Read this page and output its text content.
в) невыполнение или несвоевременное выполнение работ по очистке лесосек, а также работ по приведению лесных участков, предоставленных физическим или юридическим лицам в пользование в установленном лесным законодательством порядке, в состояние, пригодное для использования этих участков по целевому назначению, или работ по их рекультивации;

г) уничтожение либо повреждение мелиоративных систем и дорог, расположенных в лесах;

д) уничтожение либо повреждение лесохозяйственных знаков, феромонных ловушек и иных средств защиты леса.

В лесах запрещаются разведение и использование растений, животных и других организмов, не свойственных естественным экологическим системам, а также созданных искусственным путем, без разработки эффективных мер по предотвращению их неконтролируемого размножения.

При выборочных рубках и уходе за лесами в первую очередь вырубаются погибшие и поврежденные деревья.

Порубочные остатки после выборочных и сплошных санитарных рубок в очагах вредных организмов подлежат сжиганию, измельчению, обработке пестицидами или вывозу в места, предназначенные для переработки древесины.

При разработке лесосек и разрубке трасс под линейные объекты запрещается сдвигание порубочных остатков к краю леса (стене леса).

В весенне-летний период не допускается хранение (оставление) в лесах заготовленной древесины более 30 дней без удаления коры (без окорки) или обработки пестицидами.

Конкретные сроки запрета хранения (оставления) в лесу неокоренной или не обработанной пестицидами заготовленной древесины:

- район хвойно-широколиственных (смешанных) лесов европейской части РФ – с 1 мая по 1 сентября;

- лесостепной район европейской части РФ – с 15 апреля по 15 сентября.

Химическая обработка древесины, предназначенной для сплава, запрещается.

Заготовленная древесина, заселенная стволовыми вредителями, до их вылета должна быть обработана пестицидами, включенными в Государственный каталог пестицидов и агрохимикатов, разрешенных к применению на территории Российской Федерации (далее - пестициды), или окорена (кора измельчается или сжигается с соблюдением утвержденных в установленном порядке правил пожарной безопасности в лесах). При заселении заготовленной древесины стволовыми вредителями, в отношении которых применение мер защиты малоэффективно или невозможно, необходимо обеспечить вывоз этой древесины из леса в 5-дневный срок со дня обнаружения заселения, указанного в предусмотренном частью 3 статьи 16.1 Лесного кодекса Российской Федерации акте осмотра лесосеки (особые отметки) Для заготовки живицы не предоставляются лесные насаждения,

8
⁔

□ □ □

The task:
In the records above, collect each line with "повреждение".

Answer below:
г) уничтожение либо повреждение мелиоративных систем и дорог, расположенных в лесах;
д) уничтожение либо повреждение лесохозяйственных знаков, феромонных ловушек и иных средств защиты леса.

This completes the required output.